Omit the pictures from the entries below and retype everything else exactly.

+++ Supplied records +++

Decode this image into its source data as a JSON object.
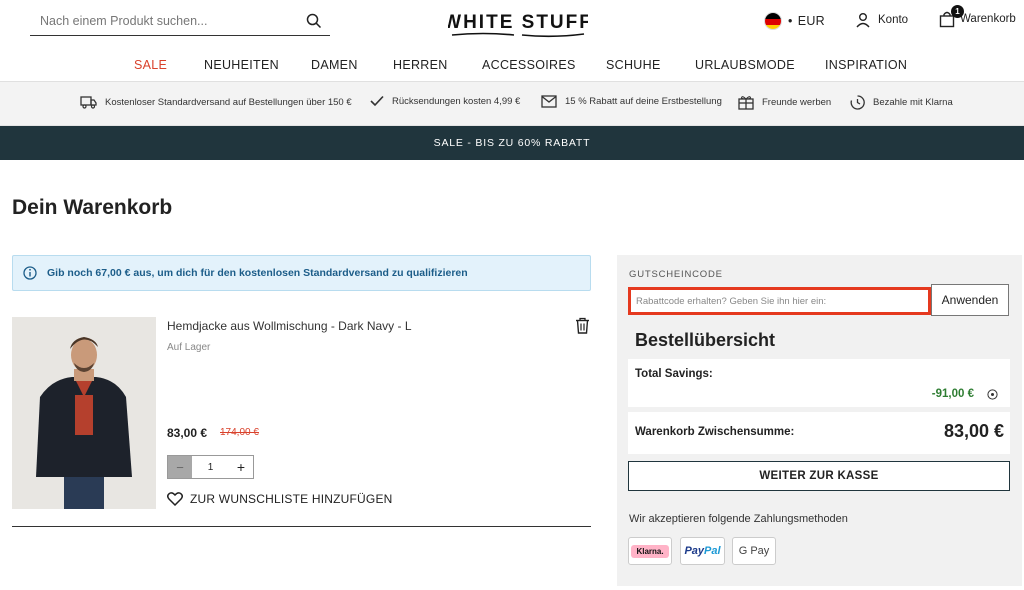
{
  "header": {
    "search_placeholder": "Nach einem Produkt suchen...",
    "logo_text": "WHITE STUFF",
    "currency": "EUR",
    "currency_separator": "•",
    "account_label": "Konto",
    "cart_label": "Warenkorb",
    "cart_count": "1"
  },
  "nav": {
    "items": [
      "SALE",
      "NEUHEITEN",
      "DAMEN",
      "HERREN",
      "ACCESSOIRES",
      "SCHUHE",
      "URLAUBSMODE",
      "INSPIRATION"
    ]
  },
  "usp": {
    "items": [
      {
        "icon": "truck-icon",
        "label": "Kostenloser Standardversand auf Bestellungen über 150 €"
      },
      {
        "icon": "check-icon",
        "label": "Rücksendungen kosten 4,99 €"
      },
      {
        "icon": "envelope-icon",
        "label": "15 % Rabatt auf deine Erstbestellung"
      },
      {
        "icon": "gift-icon",
        "label": "Freunde werben"
      },
      {
        "icon": "clock-icon",
        "label": "Bezahle mit Klarna"
      }
    ]
  },
  "promo": {
    "text": "SALE - BIS ZU 60% RABATT"
  },
  "page": {
    "title": "Dein Warenkorb"
  },
  "info_banner": {
    "text": "Gib noch 67,00 € aus, um dich für den kostenlosen Standardversand zu qualifizieren"
  },
  "cart_item": {
    "name": "Hemdjacke aus Wollmischung - Dark Navy - L",
    "stock": "Auf Lager",
    "price": "83,00 €",
    "old_price": "174,00 €",
    "quantity": "1",
    "minus": "−",
    "plus": "+",
    "wishlist_label": "ZUR WUNSCHLISTE HINZUFÜGEN"
  },
  "summary": {
    "voucher_label": "GUTSCHEINCODE",
    "voucher_placeholder": "Rabattcode erhalten? Geben Sie ihn hier ein:",
    "apply_label": "Anwenden",
    "overview_title": "Bestellübersicht",
    "savings_label": "Total Savings:",
    "savings_value": "-91,00 €",
    "subtotal_label": "Warenkorb Zwischensumme:",
    "subtotal_value": "83,00 €",
    "checkout_label": "WEITER ZUR KASSE",
    "payment_label": "Wir akzeptieren folgende Zahlungsmethoden",
    "payment_methods": [
      "Klarna.",
      "PayPal",
      "G Pay"
    ]
  },
  "colors": {
    "accent_red": "#d9412b",
    "promo_bg": "#20353d",
    "highlight": "#e5391f",
    "savings_green": "#2e7d32"
  }
}
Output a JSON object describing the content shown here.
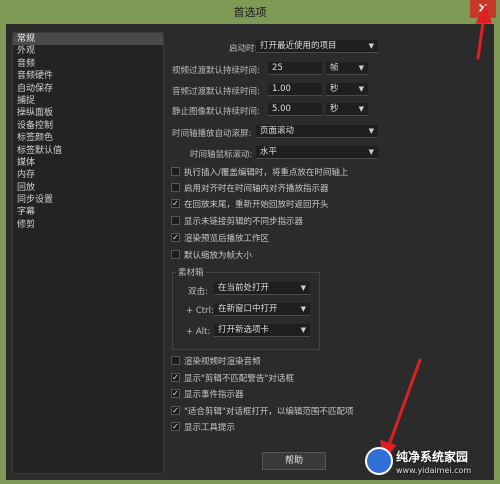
{
  "window": {
    "title": "首选项",
    "close_glyph": "×"
  },
  "sidebar": {
    "items": [
      {
        "label": "常规",
        "active": true
      },
      {
        "label": "外观"
      },
      {
        "label": "音频"
      },
      {
        "label": "音频硬件"
      },
      {
        "label": "自动保存"
      },
      {
        "label": "捕捉"
      },
      {
        "label": "操纵面板"
      },
      {
        "label": "设备控制"
      },
      {
        "label": "标签颜色"
      },
      {
        "label": "标签默认值"
      },
      {
        "label": "媒体"
      },
      {
        "label": "内存"
      },
      {
        "label": "回放"
      },
      {
        "label": "同步设置"
      },
      {
        "label": "字幕"
      },
      {
        "label": "修剪"
      }
    ]
  },
  "general": {
    "startup_label": "启动时:",
    "startup_value": "打开最近使用的项目",
    "video_trans_label": "视频过渡默认持续时间:",
    "video_trans_value": "25",
    "video_trans_unit": "帧",
    "audio_trans_label": "音频过渡默认持续时间:",
    "audio_trans_value": "1.00",
    "audio_trans_unit": "秒",
    "still_label": "静止图像默认持续时间:",
    "still_value": "5.00",
    "still_unit": "秒",
    "timeline_scroll_label": "时间轴播放自动滚屏:",
    "timeline_scroll_value": "页面滚动",
    "mouse_scroll_label": "时间轴鼠标滚动:",
    "mouse_scroll_value": "水平"
  },
  "checks_top": [
    {
      "label": "执行插入/覆盖编辑时，将重点放在时间轴上",
      "checked": false
    },
    {
      "label": "启用对齐时在时间轴内对齐播放指示器",
      "checked": false
    },
    {
      "label": "在回放末尾，重新开始回放时返回开头",
      "checked": true
    },
    {
      "label": "显示未链接剪辑的不同步指示器",
      "checked": false
    },
    {
      "label": "渲染预览后播放工作区",
      "checked": true
    },
    {
      "label": "默认缩放为帧大小",
      "checked": false
    }
  ],
  "bin": {
    "title": "素材箱",
    "double_label": "双击:",
    "double_value": "在当前处打开",
    "ctrl_label": "+ Ctrl:",
    "ctrl_value": "在新窗口中打开",
    "alt_label": "+ Alt:",
    "alt_value": "打开新选项卡"
  },
  "checks_bottom": [
    {
      "label": "渲染视频时渲染音频",
      "checked": false
    },
    {
      "label": "显示\"剪辑不匹配警告\"对话框",
      "checked": true
    },
    {
      "label": "显示事件指示器",
      "checked": true
    },
    {
      "label": "\"适合剪辑\"对话框打开，以编辑范围不匹配项",
      "checked": true
    },
    {
      "label": "显示工具提示",
      "checked": true
    }
  ],
  "help_button": "帮助",
  "watermark": {
    "title": "纯净系统家园",
    "url": "www.yidaimei.com"
  },
  "colors": {
    "arrow": "#e02020",
    "accent": "#c7392b"
  }
}
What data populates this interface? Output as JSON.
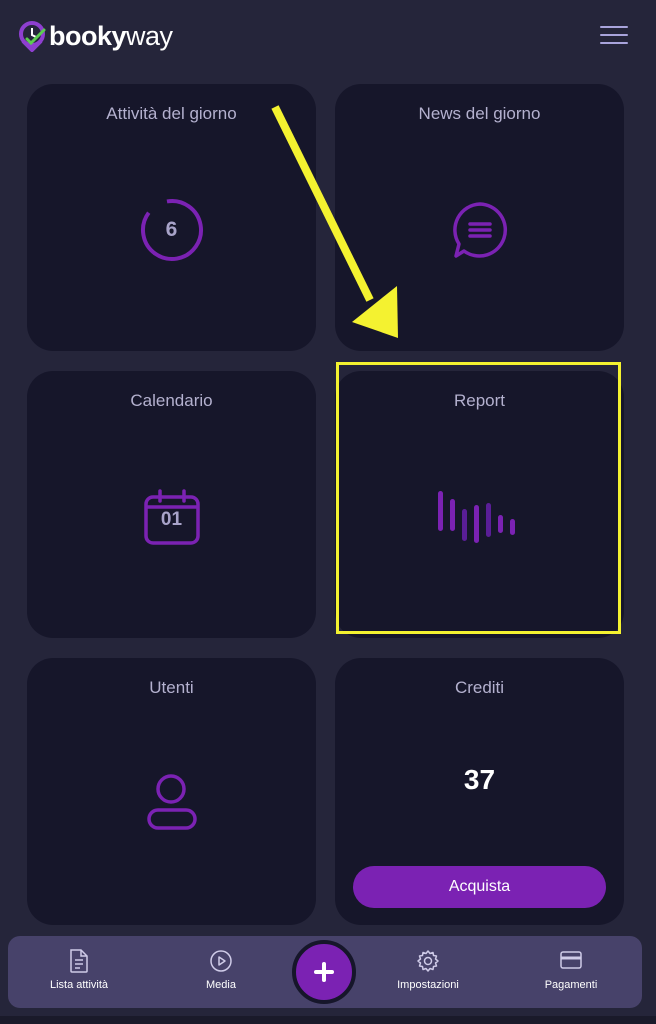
{
  "app": {
    "logo_text_bold": "booky",
    "logo_text_light": "way"
  },
  "header": {
    "menu_icon": "hamburger-menu-icon"
  },
  "cards": {
    "activities": {
      "title": "Attività del giorno",
      "count": "6",
      "icon": "progress-ring-icon"
    },
    "news": {
      "title": "News del giorno",
      "icon": "chat-bubble-icon"
    },
    "calendar": {
      "title": "Calendario",
      "day": "01",
      "icon": "calendar-icon"
    },
    "report": {
      "title": "Report",
      "icon": "audio-bars-icon"
    },
    "users": {
      "title": "Utenti",
      "icon": "user-icon"
    },
    "credits": {
      "title": "Crediti",
      "value": "37",
      "button_label": "Acquista"
    }
  },
  "bottom_nav": {
    "items": [
      {
        "label": "Lista attività",
        "icon": "document-list-icon"
      },
      {
        "label": "Media",
        "icon": "play-circle-icon"
      },
      {
        "label": "Impostazioni",
        "icon": "gear-icon"
      },
      {
        "label": "Pagamenti",
        "icon": "credit-card-icon"
      }
    ],
    "fab_icon": "plus-icon"
  },
  "colors": {
    "background": "#25253a",
    "card": "#16162a",
    "accent": "#7b22b3",
    "highlight": "#f4f230",
    "nav": "#47426a"
  }
}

+++

> [Written solution]
Decode this image into its source data as a JSON object.
{
  "header": {
    "search_placeholder": "Nach einem Produkt suchen...",
    "logo_text": "WHITE STUFF",
    "currency": "EUR",
    "currency_separator": "•",
    "account_label": "Konto",
    "cart_label": "Warenkorb",
    "cart_count": "1"
  },
  "nav": {
    "items": [
      "SALE",
      "NEUHEITEN",
      "DAMEN",
      "HERREN",
      "ACCESSOIRES",
      "SCHUHE",
      "URLAUBSMODE",
      "INSPIRATION"
    ]
  },
  "usp": {
    "items": [
      {
        "icon": "truck-icon",
        "label": "Kostenloser Standardversand auf Bestellungen über 150 €"
      },
      {
        "icon": "check-icon",
        "label": "Rücksendungen kosten 4,99 €"
      },
      {
        "icon": "envelope-icon",
        "label": "15 % Rabatt auf deine Erstbestellung"
      },
      {
        "icon": "gift-icon",
        "label": "Freunde werben"
      },
      {
        "icon": "clock-icon",
        "label": "Bezahle mit Klarna"
      }
    ]
  },
  "promo": {
    "text": "SALE - BIS ZU 60% RABATT"
  },
  "page": {
    "title": "Dein Warenkorb"
  },
  "info_banner": {
    "text": "Gib noch 67,00 € aus, um dich für den kostenlosen Standardversand zu qualifizieren"
  },
  "cart_item": {
    "name": "Hemdjacke aus Wollmischung - Dark Navy - L",
    "stock": "Auf Lager",
    "price": "83,00 €",
    "old_price": "174,00 €",
    "quantity": "1",
    "minus": "−",
    "plus": "+",
    "wishlist_label": "ZUR WUNSCHLISTE HINZUFÜGEN"
  },
  "summary": {
    "voucher_label": "GUTSCHEINCODE",
    "voucher_placeholder": "Rabattcode erhalten? Geben Sie ihn hier ein:",
    "apply_label": "Anwenden",
    "overview_title": "Bestellübersicht",
    "savings_label": "Total Savings:",
    "savings_value": "-91,00 €",
    "subtotal_label": "Warenkorb Zwischensumme:",
    "subtotal_value": "83,00 €",
    "checkout_label": "WEITER ZUR KASSE",
    "payment_label": "Wir akzeptieren folgende Zahlungsmethoden",
    "payment_methods": [
      "Klarna.",
      "PayPal",
      "G Pay"
    ]
  },
  "colors": {
    "accent_red": "#d9412b",
    "promo_bg": "#20353d",
    "highlight": "#e5391f",
    "savings_green": "#2e7d32"
  }
}
Output a JSON object describing the content shown here.
{
  "window": {
    "title": "首选项",
    "close_glyph": "×"
  },
  "sidebar": {
    "items": [
      {
        "label": "常规",
        "active": true
      },
      {
        "label": "外观"
      },
      {
        "label": "音频"
      },
      {
        "label": "音频硬件"
      },
      {
        "label": "自动保存"
      },
      {
        "label": "捕捉"
      },
      {
        "label": "操纵面板"
      },
      {
        "label": "设备控制"
      },
      {
        "label": "标签颜色"
      },
      {
        "label": "标签默认值"
      },
      {
        "label": "媒体"
      },
      {
        "label": "内存"
      },
      {
        "label": "回放"
      },
      {
        "label": "同步设置"
      },
      {
        "label": "字幕"
      },
      {
        "label": "修剪"
      }
    ]
  },
  "general": {
    "startup_label": "启动时:",
    "startup_value": "打开最近使用的项目",
    "video_trans_label": "视频过渡默认持续时间:",
    "video_trans_value": "25",
    "video_trans_unit": "帧",
    "audio_trans_label": "音频过渡默认持续时间:",
    "audio_trans_value": "1.00",
    "audio_trans_unit": "秒",
    "still_label": "静止图像默认持续时间:",
    "still_value": "5.00",
    "still_unit": "秒",
    "timeline_scroll_label": "时间轴播放自动滚屏:",
    "timeline_scroll_value": "页面滚动",
    "mouse_scroll_label": "时间轴鼠标滚动:",
    "mouse_scroll_value": "水平"
  },
  "checks_top": [
    {
      "label": "执行插入/覆盖编辑时，将重点放在时间轴上",
      "checked": false
    },
    {
      "label": "启用对齐时在时间轴内对齐播放指示器",
      "checked": false
    },
    {
      "label": "在回放末尾，重新开始回放时返回开头",
      "checked": true
    },
    {
      "label": "显示未链接剪辑的不同步指示器",
      "checked": false
    },
    {
      "label": "渲染预览后播放工作区",
      "checked": true
    },
    {
      "label": "默认缩放为帧大小",
      "checked": false
    }
  ],
  "bin": {
    "title": "素材箱",
    "double_label": "双击:",
    "double_value": "在当前处打开",
    "ctrl_label": "+ Ctrl:",
    "ctrl_value": "在新窗口中打开",
    "alt_label": "+ Alt:",
    "alt_value": "打开新选项卡"
  },
  "checks_bottom": [
    {
      "label": "渲染视频时渲染音频",
      "checked": false
    },
    {
      "label": "显示\"剪辑不匹配警告\"对话框",
      "checked": true
    },
    {
      "label": "显示事件指示器",
      "checked": true
    },
    {
      "label": "\"适合剪辑\"对话框打开，以编辑范围不匹配项",
      "checked": true
    },
    {
      "label": "显示工具提示",
      "checked": true
    }
  ],
  "help_button": "帮助",
  "watermark": {
    "title": "纯净系统家园",
    "url": "www.yidaimei.com"
  },
  "colors": {
    "arrow": "#e02020",
    "accent": "#c7392b"
  }
}
What data populates this interface? Output as JSON.
{
  "app": {
    "logo_text_bold": "booky",
    "logo_text_light": "way"
  },
  "header": {
    "menu_icon": "hamburger-menu-icon"
  },
  "cards": {
    "activities": {
      "title": "Attività del giorno",
      "count": "6",
      "icon": "progress-ring-icon"
    },
    "news": {
      "title": "News del giorno",
      "icon": "chat-bubble-icon"
    },
    "calendar": {
      "title": "Calendario",
      "day": "01",
      "icon": "calendar-icon"
    },
    "report": {
      "title": "Report",
      "icon": "audio-bars-icon"
    },
    "users": {
      "title": "Utenti",
      "icon": "user-icon"
    },
    "credits": {
      "title": "Crediti",
      "value": "37",
      "button_label": "Acquista"
    }
  },
  "bottom_nav": {
    "items": [
      {
        "label": "Lista attività",
        "icon": "document-list-icon"
      },
      {
        "label": "Media",
        "icon": "play-circle-icon"
      },
      {
        "label": "Impostazioni",
        "icon": "gear-icon"
      },
      {
        "label": "Pagamenti",
        "icon": "credit-card-icon"
      }
    ],
    "fab_icon": "plus-icon"
  },
  "colors": {
    "background": "#25253a",
    "card": "#16162a",
    "accent": "#7b22b3",
    "highlight": "#f4f230",
    "nav": "#47426a"
  }
}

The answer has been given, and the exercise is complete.